Dataset records
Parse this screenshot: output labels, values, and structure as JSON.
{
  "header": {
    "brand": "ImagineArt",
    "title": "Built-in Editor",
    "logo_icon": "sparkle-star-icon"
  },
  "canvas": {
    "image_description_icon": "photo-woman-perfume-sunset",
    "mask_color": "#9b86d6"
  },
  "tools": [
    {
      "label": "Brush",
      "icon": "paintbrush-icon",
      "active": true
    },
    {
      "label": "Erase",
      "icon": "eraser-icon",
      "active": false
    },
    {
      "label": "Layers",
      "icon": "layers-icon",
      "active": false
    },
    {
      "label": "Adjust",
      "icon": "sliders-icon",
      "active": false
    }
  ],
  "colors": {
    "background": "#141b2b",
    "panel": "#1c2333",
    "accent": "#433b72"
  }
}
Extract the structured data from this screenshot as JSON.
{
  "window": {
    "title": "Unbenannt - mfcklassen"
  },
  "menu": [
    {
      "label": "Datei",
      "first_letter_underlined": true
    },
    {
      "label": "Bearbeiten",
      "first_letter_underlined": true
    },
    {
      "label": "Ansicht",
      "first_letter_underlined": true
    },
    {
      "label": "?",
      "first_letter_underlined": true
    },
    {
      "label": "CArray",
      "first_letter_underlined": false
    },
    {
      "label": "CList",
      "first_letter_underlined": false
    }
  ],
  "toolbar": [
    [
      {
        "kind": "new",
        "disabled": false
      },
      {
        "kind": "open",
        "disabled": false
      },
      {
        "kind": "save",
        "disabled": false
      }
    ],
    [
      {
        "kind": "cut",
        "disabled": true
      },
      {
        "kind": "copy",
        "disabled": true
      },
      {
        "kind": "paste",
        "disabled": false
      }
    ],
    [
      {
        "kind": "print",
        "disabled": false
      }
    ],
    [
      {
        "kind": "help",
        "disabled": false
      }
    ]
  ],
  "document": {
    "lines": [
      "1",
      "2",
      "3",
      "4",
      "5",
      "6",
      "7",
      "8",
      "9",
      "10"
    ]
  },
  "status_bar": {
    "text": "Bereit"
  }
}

Task instructions
Each line containing the word "JSON" counts once; report the total alone.

The reply
2